Recorded data:
[start]
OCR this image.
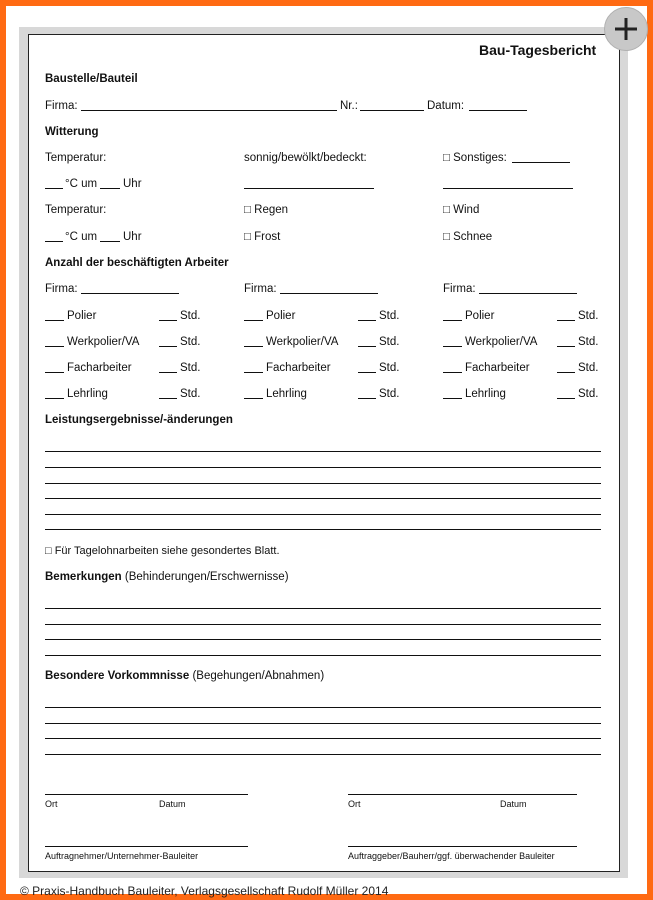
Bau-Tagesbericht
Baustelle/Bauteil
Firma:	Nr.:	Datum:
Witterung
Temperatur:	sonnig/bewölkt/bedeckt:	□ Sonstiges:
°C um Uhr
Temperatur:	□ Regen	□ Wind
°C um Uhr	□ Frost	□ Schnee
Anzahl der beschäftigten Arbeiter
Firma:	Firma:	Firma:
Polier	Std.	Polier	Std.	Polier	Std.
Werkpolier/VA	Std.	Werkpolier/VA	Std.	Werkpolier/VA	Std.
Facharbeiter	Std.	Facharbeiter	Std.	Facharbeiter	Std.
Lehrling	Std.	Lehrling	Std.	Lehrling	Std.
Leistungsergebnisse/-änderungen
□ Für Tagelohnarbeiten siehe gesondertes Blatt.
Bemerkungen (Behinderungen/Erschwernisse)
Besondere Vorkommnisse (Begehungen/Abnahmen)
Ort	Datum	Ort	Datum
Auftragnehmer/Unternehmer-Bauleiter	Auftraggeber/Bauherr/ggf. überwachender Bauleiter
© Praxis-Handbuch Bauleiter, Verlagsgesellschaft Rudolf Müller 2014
[end]
Your objective: List all lines from the entries that include the word "Temperatur".

Exercise solution:
Temperatur:	sonnig/bewölkt/bedeckt:	□ Sonstiges:
Temperatur:	□ Regen	□ Wind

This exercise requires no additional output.